影本 2025年2月に創業30年という節目を迎えられました。向田社長は創業者であるお父さまの跡を継がれましたが、どのような経緯で事業承継されたのですか。

向田 私は大学卒業後、生命保険会社に入社し、その企業の社長を目指すつもりでがむしゃらに働いていました。しかし、入社3年目の夏に帰省した際、父から突然「がんが見つかり余命1年を宣告された」と泣きつかれまして。家業を継ぐ決意を固めて広島に戻ったのです。

ところが、父の体調は悪化するどころか、どんどん元気になって…。どうも様子がおかしいと問いただしたところ、「ああ、あれか? うそや」と(笑)。私は戻るに戻れなくなってしまい、現在に至ります。

影本 驚きのエピソードですね(笑)。大手企業から家業へ突然の転身、当初はご苦労も多かったのではないでしょうか。

向田 私が入社した当時のことを包み隠さずお話ししますと、現場仕事を終えた金髪リーゼントの社員たちが、夕方から喫煙室で漫画雑誌を読んでいるという状況でした。25歳の生意気な若造だった私は「これはいかん」と強い危機感を覚え、すぐに採用活動を開始しました。

» **表示データ**:

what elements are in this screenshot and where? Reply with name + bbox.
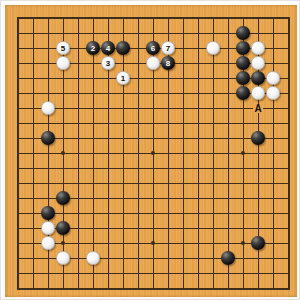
intersection-1-8[interactable] <box>26 131 41 146</box>
intersection-11-2[interactable] <box>176 41 191 56</box>
intersection-13-12[interactable] <box>206 191 221 206</box>
intersection-15-8[interactable] <box>236 131 251 146</box>
intersection-3-4[interactable] <box>56 71 71 86</box>
intersection-7-11[interactable] <box>116 176 131 191</box>
intersection-0-9[interactable] <box>11 146 26 161</box>
intersection-1-1[interactable] <box>26 26 41 41</box>
intersection-18-10[interactable] <box>281 161 296 176</box>
intersection-18-2[interactable] <box>281 41 296 56</box>
intersection-7-14[interactable] <box>116 221 131 236</box>
intersection-0-5[interactable] <box>11 86 26 101</box>
intersection-7-3[interactable] <box>116 56 131 71</box>
intersection-13-7[interactable] <box>206 116 221 131</box>
intersection-18-11[interactable] <box>281 176 296 191</box>
intersection-16-9[interactable] <box>251 146 266 161</box>
intersection-5-9[interactable] <box>86 146 101 161</box>
intersection-6-8[interactable] <box>101 131 116 146</box>
intersection-6-15[interactable] <box>101 236 116 251</box>
intersection-8-3[interactable] <box>131 56 146 71</box>
intersection-8-14[interactable] <box>131 221 146 236</box>
intersection-14-14[interactable] <box>221 221 236 236</box>
intersection-3-13[interactable] <box>56 206 71 221</box>
intersection-10-14[interactable] <box>161 221 176 236</box>
intersection-5-2[interactable]: 2 <box>86 41 101 56</box>
intersection-1-2[interactable] <box>26 41 41 56</box>
intersection-10-3[interactable]: 8 <box>161 56 176 71</box>
intersection-9-9[interactable] <box>146 146 161 161</box>
intersection-7-1[interactable] <box>116 26 131 41</box>
intersection-14-9[interactable] <box>221 146 236 161</box>
intersection-6-14[interactable] <box>101 221 116 236</box>
intersection-12-11[interactable] <box>191 176 206 191</box>
intersection-11-5[interactable] <box>176 86 191 101</box>
intersection-1-14[interactable] <box>26 221 41 236</box>
intersection-2-2[interactable] <box>41 41 56 56</box>
intersection-12-9[interactable] <box>191 146 206 161</box>
intersection-14-12[interactable] <box>221 191 236 206</box>
intersection-16-3[interactable] <box>251 56 266 71</box>
intersection-9-2[interactable]: 6 <box>146 41 161 56</box>
intersection-13-10[interactable] <box>206 161 221 176</box>
intersection-11-14[interactable] <box>176 221 191 236</box>
intersection-15-18[interactable] <box>236 281 251 296</box>
intersection-16-0[interactable] <box>251 11 266 26</box>
intersection-7-0[interactable] <box>116 11 131 26</box>
intersection-12-1[interactable] <box>191 26 206 41</box>
intersection-1-6[interactable] <box>26 101 41 116</box>
intersection-4-13[interactable] <box>71 206 86 221</box>
intersection-0-13[interactable] <box>11 206 26 221</box>
intersection-16-17[interactable] <box>251 266 266 281</box>
intersection-16-1[interactable] <box>251 26 266 41</box>
intersection-17-18[interactable] <box>266 281 281 296</box>
intersection-6-2[interactable]: 4 <box>101 41 116 56</box>
intersection-7-12[interactable] <box>116 191 131 206</box>
intersection-16-8[interactable] <box>251 131 266 146</box>
intersection-15-1[interactable] <box>236 26 251 41</box>
intersection-2-12[interactable] <box>41 191 56 206</box>
intersection-9-6[interactable] <box>146 101 161 116</box>
intersection-3-16[interactable] <box>56 251 71 266</box>
intersection-3-6[interactable] <box>56 101 71 116</box>
intersection-0-0[interactable] <box>11 11 26 26</box>
intersection-18-7[interactable] <box>281 116 296 131</box>
intersection-5-7[interactable] <box>86 116 101 131</box>
intersection-11-1[interactable] <box>176 26 191 41</box>
intersection-6-0[interactable] <box>101 11 116 26</box>
intersection-12-5[interactable] <box>191 86 206 101</box>
intersection-10-18[interactable] <box>161 281 176 296</box>
intersection-14-0[interactable] <box>221 11 236 26</box>
intersection-13-0[interactable] <box>206 11 221 26</box>
intersection-2-10[interactable] <box>41 161 56 176</box>
intersection-4-16[interactable] <box>71 251 86 266</box>
intersection-12-15[interactable] <box>191 236 206 251</box>
intersection-1-4[interactable] <box>26 71 41 86</box>
intersection-18-8[interactable] <box>281 131 296 146</box>
intersection-0-6[interactable] <box>11 101 26 116</box>
intersection-15-9[interactable] <box>236 146 251 161</box>
intersection-6-9[interactable] <box>101 146 116 161</box>
intersection-11-13[interactable] <box>176 206 191 221</box>
intersection-1-13[interactable] <box>26 206 41 221</box>
intersection-2-7[interactable] <box>41 116 56 131</box>
intersection-11-3[interactable] <box>176 56 191 71</box>
intersection-8-12[interactable] <box>131 191 146 206</box>
intersection-0-2[interactable] <box>11 41 26 56</box>
intersection-1-7[interactable] <box>26 116 41 131</box>
intersection-4-10[interactable] <box>71 161 86 176</box>
intersection-2-18[interactable] <box>41 281 56 296</box>
intersection-6-3[interactable]: 3 <box>101 56 116 71</box>
intersection-17-11[interactable] <box>266 176 281 191</box>
intersection-9-3[interactable] <box>146 56 161 71</box>
intersection-16-12[interactable] <box>251 191 266 206</box>
intersection-12-18[interactable] <box>191 281 206 296</box>
intersection-9-5[interactable] <box>146 86 161 101</box>
intersection-10-6[interactable] <box>161 101 176 116</box>
intersection-5-1[interactable] <box>86 26 101 41</box>
intersection-0-10[interactable] <box>11 161 26 176</box>
intersection-16-14[interactable] <box>251 221 266 236</box>
intersection-18-14[interactable] <box>281 221 296 236</box>
intersection-12-7[interactable] <box>191 116 206 131</box>
intersection-7-5[interactable] <box>116 86 131 101</box>
intersection-4-3[interactable] <box>71 56 86 71</box>
intersection-10-17[interactable] <box>161 266 176 281</box>
intersection-11-12[interactable] <box>176 191 191 206</box>
intersection-0-1[interactable] <box>11 26 26 41</box>
intersection-3-11[interactable] <box>56 176 71 191</box>
intersection-13-8[interactable] <box>206 131 221 146</box>
intersection-10-11[interactable] <box>161 176 176 191</box>
intersection-13-17[interactable] <box>206 266 221 281</box>
intersection-8-16[interactable] <box>131 251 146 266</box>
intersection-5-8[interactable] <box>86 131 101 146</box>
intersection-11-15[interactable] <box>176 236 191 251</box>
intersection-2-15[interactable] <box>41 236 56 251</box>
intersection-1-15[interactable] <box>26 236 41 251</box>
intersection-13-14[interactable] <box>206 221 221 236</box>
intersection-4-5[interactable] <box>71 86 86 101</box>
intersection-13-5[interactable] <box>206 86 221 101</box>
intersection-2-4[interactable] <box>41 71 56 86</box>
intersection-7-6[interactable] <box>116 101 131 116</box>
intersection-12-14[interactable] <box>191 221 206 236</box>
intersection-14-2[interactable] <box>221 41 236 56</box>
intersection-16-13[interactable] <box>251 206 266 221</box>
intersection-0-18[interactable] <box>11 281 26 296</box>
intersection-15-16[interactable] <box>236 251 251 266</box>
intersection-18-12[interactable] <box>281 191 296 206</box>
intersection-9-11[interactable] <box>146 176 161 191</box>
intersection-15-13[interactable] <box>236 206 251 221</box>
intersection-18-1[interactable] <box>281 26 296 41</box>
intersection-17-2[interactable] <box>266 41 281 56</box>
intersection-10-1[interactable] <box>161 26 176 41</box>
intersection-3-9[interactable] <box>56 146 71 161</box>
intersection-9-8[interactable] <box>146 131 161 146</box>
intersection-15-4[interactable] <box>236 71 251 86</box>
intersection-13-1[interactable] <box>206 26 221 41</box>
intersection-18-0[interactable] <box>281 11 296 26</box>
intersection-11-10[interactable] <box>176 161 191 176</box>
intersection-0-15[interactable] <box>11 236 26 251</box>
intersection-1-5[interactable] <box>26 86 41 101</box>
intersection-10-9[interactable] <box>161 146 176 161</box>
intersection-7-18[interactable] <box>116 281 131 296</box>
intersection-2-14[interactable] <box>41 221 56 236</box>
intersection-4-14[interactable] <box>71 221 86 236</box>
intersection-2-3[interactable] <box>41 56 56 71</box>
intersection-4-2[interactable] <box>71 41 86 56</box>
intersection-17-16[interactable] <box>266 251 281 266</box>
intersection-18-3[interactable] <box>281 56 296 71</box>
intersection-11-18[interactable] <box>176 281 191 296</box>
intersection-10-4[interactable] <box>161 71 176 86</box>
intersection-15-6[interactable] <box>236 101 251 116</box>
intersection-16-4[interactable] <box>251 71 266 86</box>
intersection-10-10[interactable] <box>161 161 176 176</box>
intersection-2-0[interactable] <box>41 11 56 26</box>
intersection-5-17[interactable] <box>86 266 101 281</box>
intersection-17-10[interactable] <box>266 161 281 176</box>
intersection-18-4[interactable] <box>281 71 296 86</box>
intersection-14-5[interactable] <box>221 86 236 101</box>
intersection-1-17[interactable] <box>26 266 41 281</box>
intersection-8-9[interactable] <box>131 146 146 161</box>
intersection-14-10[interactable] <box>221 161 236 176</box>
intersection-10-2[interactable]: 7 <box>161 41 176 56</box>
intersection-4-9[interactable] <box>71 146 86 161</box>
intersection-13-16[interactable] <box>206 251 221 266</box>
intersection-17-12[interactable] <box>266 191 281 206</box>
intersection-11-16[interactable] <box>176 251 191 266</box>
intersection-14-1[interactable] <box>221 26 236 41</box>
intersection-5-12[interactable] <box>86 191 101 206</box>
intersection-18-18[interactable] <box>281 281 296 296</box>
intersection-6-11[interactable] <box>101 176 116 191</box>
intersection-9-14[interactable] <box>146 221 161 236</box>
intersection-6-7[interactable] <box>101 116 116 131</box>
intersection-4-1[interactable] <box>71 26 86 41</box>
intersection-11-4[interactable] <box>176 71 191 86</box>
intersection-14-15[interactable] <box>221 236 236 251</box>
intersection-17-14[interactable] <box>266 221 281 236</box>
intersection-12-12[interactable] <box>191 191 206 206</box>
intersection-15-2[interactable] <box>236 41 251 56</box>
intersection-8-17[interactable] <box>131 266 146 281</box>
intersection-7-7[interactable] <box>116 116 131 131</box>
intersection-7-8[interactable] <box>116 131 131 146</box>
intersection-1-11[interactable] <box>26 176 41 191</box>
intersection-0-12[interactable] <box>11 191 26 206</box>
intersection-7-9[interactable] <box>116 146 131 161</box>
intersection-8-8[interactable] <box>131 131 146 146</box>
intersection-3-7[interactable] <box>56 116 71 131</box>
intersection-0-8[interactable] <box>11 131 26 146</box>
intersection-10-15[interactable] <box>161 236 176 251</box>
intersection-7-2[interactable] <box>116 41 131 56</box>
intersection-2-16[interactable] <box>41 251 56 266</box>
intersection-12-0[interactable] <box>191 11 206 26</box>
intersection-10-16[interactable] <box>161 251 176 266</box>
intersection-11-0[interactable] <box>176 11 191 26</box>
intersection-3-5[interactable] <box>56 86 71 101</box>
intersection-2-8[interactable] <box>41 131 56 146</box>
intersection-10-8[interactable] <box>161 131 176 146</box>
intersection-5-14[interactable] <box>86 221 101 236</box>
intersection-3-8[interactable] <box>56 131 71 146</box>
intersection-14-13[interactable] <box>221 206 236 221</box>
intersection-14-17[interactable] <box>221 266 236 281</box>
intersection-2-13[interactable] <box>41 206 56 221</box>
intersection-2-6[interactable] <box>41 101 56 116</box>
intersection-16-16[interactable] <box>251 251 266 266</box>
intersection-9-18[interactable] <box>146 281 161 296</box>
intersection-1-18[interactable] <box>26 281 41 296</box>
intersection-17-17[interactable] <box>266 266 281 281</box>
intersection-9-15[interactable] <box>146 236 161 251</box>
intersection-2-17[interactable] <box>41 266 56 281</box>
intersection-8-4[interactable] <box>131 71 146 86</box>
intersection-9-10[interactable] <box>146 161 161 176</box>
intersection-12-6[interactable] <box>191 101 206 116</box>
intersection-9-4[interactable] <box>146 71 161 86</box>
intersection-5-6[interactable] <box>86 101 101 116</box>
intersection-8-15[interactable] <box>131 236 146 251</box>
intersection-18-6[interactable] <box>281 101 296 116</box>
intersection-13-18[interactable] <box>206 281 221 296</box>
intersection-12-17[interactable] <box>191 266 206 281</box>
intersection-8-18[interactable] <box>131 281 146 296</box>
intersection-17-5[interactable] <box>266 86 281 101</box>
intersection-8-2[interactable] <box>131 41 146 56</box>
intersection-17-8[interactable] <box>266 131 281 146</box>
intersection-4-17[interactable] <box>71 266 86 281</box>
intersection-17-1[interactable] <box>266 26 281 41</box>
intersection-3-1[interactable] <box>56 26 71 41</box>
intersection-0-16[interactable] <box>11 251 26 266</box>
intersection-15-17[interactable] <box>236 266 251 281</box>
intersection-13-9[interactable] <box>206 146 221 161</box>
intersection-1-12[interactable] <box>26 191 41 206</box>
intersection-9-16[interactable] <box>146 251 161 266</box>
intersection-14-3[interactable] <box>221 56 236 71</box>
intersection-10-7[interactable] <box>161 116 176 131</box>
intersection-9-1[interactable] <box>146 26 161 41</box>
intersection-7-13[interactable] <box>116 206 131 221</box>
intersection-12-4[interactable] <box>191 71 206 86</box>
intersection-8-13[interactable] <box>131 206 146 221</box>
intersection-15-15[interactable] <box>236 236 251 251</box>
intersection-6-12[interactable] <box>101 191 116 206</box>
intersection-14-6[interactable] <box>221 101 236 116</box>
intersection-10-5[interactable] <box>161 86 176 101</box>
intersection-16-10[interactable] <box>251 161 266 176</box>
intersection-0-3[interactable] <box>11 56 26 71</box>
intersection-3-2[interactable]: 5 <box>56 41 71 56</box>
intersection-14-18[interactable] <box>221 281 236 296</box>
intersection-1-0[interactable] <box>26 11 41 26</box>
intersection-1-16[interactable] <box>26 251 41 266</box>
intersection-5-16[interactable] <box>86 251 101 266</box>
intersection-12-3[interactable] <box>191 56 206 71</box>
intersection-4-8[interactable] <box>71 131 86 146</box>
intersection-5-3[interactable] <box>86 56 101 71</box>
intersection-16-6[interactable]: A <box>251 101 266 116</box>
intersection-18-16[interactable] <box>281 251 296 266</box>
intersection-5-5[interactable] <box>86 86 101 101</box>
intersection-4-6[interactable] <box>71 101 86 116</box>
intersection-18-15[interactable] <box>281 236 296 251</box>
intersection-1-9[interactable] <box>26 146 41 161</box>
intersection-12-2[interactable] <box>191 41 206 56</box>
intersection-17-13[interactable] <box>266 206 281 221</box>
intersection-8-7[interactable] <box>131 116 146 131</box>
intersection-10-13[interactable] <box>161 206 176 221</box>
intersection-8-0[interactable] <box>131 11 146 26</box>
intersection-17-3[interactable] <box>266 56 281 71</box>
intersection-14-16[interactable] <box>221 251 236 266</box>
intersection-0-14[interactable] <box>11 221 26 236</box>
intersection-8-10[interactable] <box>131 161 146 176</box>
intersection-16-18[interactable] <box>251 281 266 296</box>
intersection-18-9[interactable] <box>281 146 296 161</box>
intersection-2-11[interactable] <box>41 176 56 191</box>
intersection-11-11[interactable] <box>176 176 191 191</box>
intersection-11-9[interactable] <box>176 146 191 161</box>
intersection-18-13[interactable] <box>281 206 296 221</box>
intersection-13-2[interactable] <box>206 41 221 56</box>
intersection-11-17[interactable] <box>176 266 191 281</box>
intersection-15-0[interactable] <box>236 11 251 26</box>
intersection-6-13[interactable] <box>101 206 116 221</box>
intersection-5-4[interactable] <box>86 71 101 86</box>
intersection-13-3[interactable] <box>206 56 221 71</box>
intersection-0-4[interactable] <box>11 71 26 86</box>
intersection-15-7[interactable] <box>236 116 251 131</box>
intersection-5-18[interactable] <box>86 281 101 296</box>
intersection-9-17[interactable] <box>146 266 161 281</box>
intersection-5-11[interactable] <box>86 176 101 191</box>
intersection-11-6[interactable] <box>176 101 191 116</box>
intersection-14-4[interactable] <box>221 71 236 86</box>
intersection-0-11[interactable] <box>11 176 26 191</box>
intersection-1-3[interactable] <box>26 56 41 71</box>
intersection-6-5[interactable] <box>101 86 116 101</box>
intersection-13-4[interactable] <box>206 71 221 86</box>
intersection-9-7[interactable] <box>146 116 161 131</box>
intersection-18-17[interactable] <box>281 266 296 281</box>
intersection-8-5[interactable] <box>131 86 146 101</box>
intersection-16-5[interactable] <box>251 86 266 101</box>
intersection-16-11[interactable] <box>251 176 266 191</box>
intersection-0-17[interactable] <box>11 266 26 281</box>
intersection-8-1[interactable] <box>131 26 146 41</box>
intersection-6-4[interactable] <box>101 71 116 86</box>
intersection-14-8[interactable] <box>221 131 236 146</box>
intersection-4-18[interactable] <box>71 281 86 296</box>
intersection-7-17[interactable] <box>116 266 131 281</box>
intersection-1-10[interactable] <box>26 161 41 176</box>
intersection-6-1[interactable] <box>101 26 116 41</box>
intersection-15-12[interactable] <box>236 191 251 206</box>
intersection-17-15[interactable] <box>266 236 281 251</box>
intersection-3-0[interactable] <box>56 11 71 26</box>
intersection-4-11[interactable] <box>71 176 86 191</box>
intersection-6-10[interactable] <box>101 161 116 176</box>
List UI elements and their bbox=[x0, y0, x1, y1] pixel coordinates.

» **課題の内容**:
A. 読解文から、「向田 私は大学卒業後、生命保」を含む語句で始まり「かったのではないでしょうか。」で終わる部分を、そのまま抜き出してください。
B. 読解文によると、向田社長は大学卒業後にどのような会社に入社しましたか。
C. 事業承継についての読解文を、最後の文の後から書き進めてください。
これらの行は、読解文とは別の資料です。

» **課題の解答**:
A.
向田 私は大学卒業後、生命保険会社に入社し、その企業の社長を目指すつもりでがむしゃらに働いていました。しかし、入社3年目の夏に帰省した際、父から突然「がんが見つかり余命1年を宣告された」と泣きつかれまして。家業を継ぐ決意を固めて広島に戻ったのです。

ところが、父の体調は悪化するどころか、どんどん元気になって…。どうも様子がおかしいと問いただしたところ、「ああ、あれか? うそや」と(笑)。私は戻るに戻れなくなってしまい、現在に至ります。

影本 驚きのエピソードですね(笑)。大手企業から家業へ突然の転身、当初はご苦労も多かったのではないでしょうか。

B. 生命保険会社です。

C.
 

反対を押し切り経験者採用から新卒採用へ方針転換

 

影本 経験者採用を始められたのですか。

向田 当初は100%経験者採用でした。しかし、多くの面接をする中で、ある時はっきりと気付いたのです。「いま在籍している社員以上に優秀な人はいない」と。社外に答えを求めてはいけなかったのです。良い人は、良い人がいる会社を選びます。まずは在籍している社員を育て上げなければと思い、社員教育に力を注ぐようになりました。

ここで強調しておきたいのは、この時、私は「売り上げアップ」を目的とした社員教育をしてしまっていました。さまざまな資格を取得させたり、経験を積ませたり…。

一見うまくいっているようでしたが、お金儲けのために人を採用し、お金儲けのために教育する会社には、お金儲けのために働く社員がやって来ます。経営者が売り上げしか眼中になければ、社員は自分の給料のことしか考えなくなる。社員は、経営の鏡なのです。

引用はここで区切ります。